> _Trecho para leitura_
★ ★ ★
Memória
Vida e legado de Dona Izabel
Exposição que celebra centenário da mestra ceramista do Vale do Jequitinhonha pode ser vista até abril de 2025
Laura Baraldi e Thais Nascimento
Reconhecida pelo talento para modelar o barro, por ter criado as famosas bonecas-moringa e por ser uma verdadeira mestra da arte ceramista em seu território, Dona Izabel se tornou um ícone não só do Vale do Jequitinhonha, sua terra natal, mas da arte popular brasileira. Para celebrar o centenário da “Dama do Barro do Jequitinhonha”, a exposição Dona Izabel: 100 Anos da Mestra do Vale do Jequitinhonha foi aberta no mês de agosto, no Centro Sebrae de Referência do Artesanato Brasileiro (CRAB), no Rio de Janeiro. A exposição é uma iniciativa do Sebrae Minas e do CRAB, em parceria com o Conselho das Artesãs do Vale do Jequitinhonha e com a Secretaria de Estado de Desenvolvimento Econômico (SEDE-MG), por meio da Diretoria de Artesanato. Com mais de 300 obras expostas, a mostra é uma homenagem à vida e ao legado da artesã, uma oportunidade de reviver a sua história e de entender a importância dessa arte, que deu visibilidade à cultura do Vale do Jequitinhonha.
★ ★ ★
> _Dados registrados_

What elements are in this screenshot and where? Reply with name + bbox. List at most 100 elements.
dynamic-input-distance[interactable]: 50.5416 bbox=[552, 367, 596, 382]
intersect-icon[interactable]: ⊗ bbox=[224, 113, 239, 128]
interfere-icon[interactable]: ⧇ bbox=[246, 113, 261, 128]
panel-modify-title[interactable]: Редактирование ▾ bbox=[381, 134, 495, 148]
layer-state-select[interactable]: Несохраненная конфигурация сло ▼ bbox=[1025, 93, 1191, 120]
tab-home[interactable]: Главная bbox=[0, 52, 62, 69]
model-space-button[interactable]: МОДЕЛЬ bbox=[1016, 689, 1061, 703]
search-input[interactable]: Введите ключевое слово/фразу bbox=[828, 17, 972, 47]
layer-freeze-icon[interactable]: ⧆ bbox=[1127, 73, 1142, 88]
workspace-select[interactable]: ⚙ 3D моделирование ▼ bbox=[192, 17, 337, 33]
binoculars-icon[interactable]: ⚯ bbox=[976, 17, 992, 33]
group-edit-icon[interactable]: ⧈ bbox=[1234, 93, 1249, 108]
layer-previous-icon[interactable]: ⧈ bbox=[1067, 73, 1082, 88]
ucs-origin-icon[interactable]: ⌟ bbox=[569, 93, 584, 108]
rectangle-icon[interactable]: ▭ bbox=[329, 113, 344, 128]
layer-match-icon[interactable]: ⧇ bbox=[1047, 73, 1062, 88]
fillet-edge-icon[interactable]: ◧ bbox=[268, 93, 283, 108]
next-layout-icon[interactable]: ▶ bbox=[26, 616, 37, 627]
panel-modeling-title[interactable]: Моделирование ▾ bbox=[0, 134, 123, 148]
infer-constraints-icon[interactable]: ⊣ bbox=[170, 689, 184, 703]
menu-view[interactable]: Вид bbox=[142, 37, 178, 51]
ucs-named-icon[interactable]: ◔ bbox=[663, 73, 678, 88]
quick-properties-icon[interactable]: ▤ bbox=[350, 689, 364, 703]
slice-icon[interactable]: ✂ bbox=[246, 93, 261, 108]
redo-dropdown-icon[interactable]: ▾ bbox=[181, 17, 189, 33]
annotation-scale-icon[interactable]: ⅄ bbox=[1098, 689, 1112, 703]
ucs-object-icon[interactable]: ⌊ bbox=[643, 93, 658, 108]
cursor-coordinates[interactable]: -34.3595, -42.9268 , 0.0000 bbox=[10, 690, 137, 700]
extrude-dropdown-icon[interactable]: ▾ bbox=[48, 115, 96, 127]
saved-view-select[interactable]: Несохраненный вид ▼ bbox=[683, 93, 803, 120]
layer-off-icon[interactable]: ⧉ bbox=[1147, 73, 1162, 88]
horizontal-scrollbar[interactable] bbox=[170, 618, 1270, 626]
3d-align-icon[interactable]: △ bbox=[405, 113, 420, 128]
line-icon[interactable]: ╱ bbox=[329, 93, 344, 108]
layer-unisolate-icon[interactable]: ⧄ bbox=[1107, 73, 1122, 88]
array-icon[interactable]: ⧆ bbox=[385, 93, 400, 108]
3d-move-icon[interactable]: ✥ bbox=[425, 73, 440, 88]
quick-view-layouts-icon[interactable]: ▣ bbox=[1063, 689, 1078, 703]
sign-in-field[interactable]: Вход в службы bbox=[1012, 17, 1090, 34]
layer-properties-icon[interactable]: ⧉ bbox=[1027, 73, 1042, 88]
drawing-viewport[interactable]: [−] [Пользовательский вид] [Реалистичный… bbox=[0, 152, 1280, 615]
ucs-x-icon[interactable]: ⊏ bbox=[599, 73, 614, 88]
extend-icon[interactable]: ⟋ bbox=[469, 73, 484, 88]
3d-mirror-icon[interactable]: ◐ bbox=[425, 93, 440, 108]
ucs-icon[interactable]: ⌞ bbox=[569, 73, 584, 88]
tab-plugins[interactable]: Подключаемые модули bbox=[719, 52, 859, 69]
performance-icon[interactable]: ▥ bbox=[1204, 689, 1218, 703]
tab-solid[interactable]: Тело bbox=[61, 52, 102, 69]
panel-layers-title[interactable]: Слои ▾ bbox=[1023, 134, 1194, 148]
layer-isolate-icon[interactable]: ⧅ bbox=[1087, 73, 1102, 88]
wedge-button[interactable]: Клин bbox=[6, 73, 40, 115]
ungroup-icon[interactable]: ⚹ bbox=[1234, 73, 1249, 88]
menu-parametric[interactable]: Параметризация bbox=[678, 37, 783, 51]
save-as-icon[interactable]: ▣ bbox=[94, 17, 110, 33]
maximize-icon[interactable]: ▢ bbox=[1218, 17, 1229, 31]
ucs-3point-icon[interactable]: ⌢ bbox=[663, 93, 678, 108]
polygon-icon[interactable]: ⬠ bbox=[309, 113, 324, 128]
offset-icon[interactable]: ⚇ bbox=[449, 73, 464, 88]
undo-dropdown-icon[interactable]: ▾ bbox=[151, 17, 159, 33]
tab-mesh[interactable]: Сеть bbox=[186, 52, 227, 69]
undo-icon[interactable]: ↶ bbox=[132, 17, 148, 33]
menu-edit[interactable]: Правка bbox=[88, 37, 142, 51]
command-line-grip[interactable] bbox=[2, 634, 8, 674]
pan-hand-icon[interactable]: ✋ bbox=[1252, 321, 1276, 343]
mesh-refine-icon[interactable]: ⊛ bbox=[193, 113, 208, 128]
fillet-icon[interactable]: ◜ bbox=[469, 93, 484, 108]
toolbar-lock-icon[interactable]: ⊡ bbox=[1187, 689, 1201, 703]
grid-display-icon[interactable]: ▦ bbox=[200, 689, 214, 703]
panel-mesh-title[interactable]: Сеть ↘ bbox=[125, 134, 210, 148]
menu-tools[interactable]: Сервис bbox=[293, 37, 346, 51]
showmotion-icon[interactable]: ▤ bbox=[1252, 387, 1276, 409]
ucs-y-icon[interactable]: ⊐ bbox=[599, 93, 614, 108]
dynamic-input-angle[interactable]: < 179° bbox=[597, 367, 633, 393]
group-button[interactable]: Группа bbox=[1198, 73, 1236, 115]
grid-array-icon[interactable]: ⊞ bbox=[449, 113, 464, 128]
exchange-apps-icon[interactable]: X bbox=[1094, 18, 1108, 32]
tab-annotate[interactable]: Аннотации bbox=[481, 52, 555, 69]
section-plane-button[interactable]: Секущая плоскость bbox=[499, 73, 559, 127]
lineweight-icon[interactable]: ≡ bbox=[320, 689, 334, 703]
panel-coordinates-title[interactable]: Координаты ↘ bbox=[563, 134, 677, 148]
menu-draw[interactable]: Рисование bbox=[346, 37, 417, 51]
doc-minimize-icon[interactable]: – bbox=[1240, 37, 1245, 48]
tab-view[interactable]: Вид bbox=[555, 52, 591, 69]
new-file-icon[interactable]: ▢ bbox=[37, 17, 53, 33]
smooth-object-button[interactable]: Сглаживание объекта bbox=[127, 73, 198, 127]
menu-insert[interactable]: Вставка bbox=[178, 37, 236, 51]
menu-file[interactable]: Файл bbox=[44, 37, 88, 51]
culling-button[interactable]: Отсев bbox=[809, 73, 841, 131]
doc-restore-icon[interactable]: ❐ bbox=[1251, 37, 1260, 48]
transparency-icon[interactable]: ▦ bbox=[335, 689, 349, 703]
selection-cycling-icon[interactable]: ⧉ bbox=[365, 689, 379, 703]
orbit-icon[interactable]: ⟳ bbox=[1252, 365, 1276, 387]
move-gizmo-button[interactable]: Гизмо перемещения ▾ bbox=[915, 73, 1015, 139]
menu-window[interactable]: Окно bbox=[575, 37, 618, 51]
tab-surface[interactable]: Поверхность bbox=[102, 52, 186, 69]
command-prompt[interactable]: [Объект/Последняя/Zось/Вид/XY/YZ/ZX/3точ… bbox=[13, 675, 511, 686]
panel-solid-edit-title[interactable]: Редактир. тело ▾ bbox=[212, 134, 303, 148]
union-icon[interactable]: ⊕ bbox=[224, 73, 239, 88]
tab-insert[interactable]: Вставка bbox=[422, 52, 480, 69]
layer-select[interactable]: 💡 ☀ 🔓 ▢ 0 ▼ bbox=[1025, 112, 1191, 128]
★ ★ ★
> _Tarefas_
(A) Transforme em tabela Markdown as linhas dos dados registrados, desde a primeira até a que contém "layer-previous-icon[interactable]: ⧈ bbox=[1067, 73, 1082, 88]", inclusive, sem as linhas em branco. Use as colunas Posição, com o número da linha, e Linha, com o texto dela.
(B) Dê continuidade ao texto sobre a exposição do centenário de Dona Izabel a partir do ponto em que ele termina.

> _Respostas_
(A)
| Posição | Linha |
|---|---|
| 1 | What elements are in this screenshot and where? Reply with name + bbox. List at most 100 elements. |
| 2 | dynamic-input-distance[interactable]: 50.5416 bbox=[552, 367, 596, 382] |
| 3 | intersect-icon[interactable]: ⊗ bbox=[224, 113, 239, 128] |
| 4 | interfere-icon[interactable]: ⧇ bbox=[246, 113, 261, 128] |
| 5 | panel-modify-title[interactable]: Редактирование ▾ bbox=[381, 134, 495, 148] |
| 6 | layer-state-select[interactable]: Несохраненная конфигурация сло ▼ bbox=[1025, 93, 1191, 120] |
| 7 | tab-home[interactable]: Главная bbox=[0, 52, 62, 69] |
| 8 | model-space-button[interactable]: МОДЕЛЬ bbox=[1016, 689, 1061, 703] |
| 9 | search-input[interactable]: Введите ключевое слово/фразу bbox=[828, 17, 972, 47] |
| 10 | layer-freeze-icon[interactable]: ⧆ bbox=[1127, 73, 1142, 88] |
| 11 | workspace-select[interactable]: ⚙ 3D моделирование ▼ bbox=[192, 17, 337, 33] |
| 12 | binoculars-icon[interactable]: ⚯ bbox=[976, 17, 992, 33] |
| 13 | group-edit-icon[interactable]: ⧈ bbox=[1234, 93, 1249, 108] |
| 14 | layer-previous-icon[interactable]: ⧈ bbox=[1067, 73, 1082, 88] |

(B)
Superação e criatividade

Crédito: Divulgação
O artesanato em cerâmica do Vale do Jequitinhonha surgiu como forma de resistência e sobrevivência, principalmente para as mulheres da região. Foi assim com Izabel Mendes da Cunha, nascida em 3 de agosto de 1924 em Córrego Novo, uma pequena comunidade rural próxima a Itinga. Com a mãe, que era “paneleira”, ela descobriu a arte com o barro ainda na infância, em Santana do Araçuaí, onde passou boa parte da vida.
Depois que ficou viúva, ainda jovem, Dona Izabel encontrou no barro o sustento de seus quatro filhos. Com ferramentas simples, como sabugos de milho e pedaços de coité, e utilizando pigmentos minerais que ela mesma produzia, a artesã transformava o barro em utensílios do dia a dia e em obras singulares. Diariamente, ela percorria 11 quilômetros até a rodovia mais movimentada da região, carregando peças para vendê-las à beira da estrada.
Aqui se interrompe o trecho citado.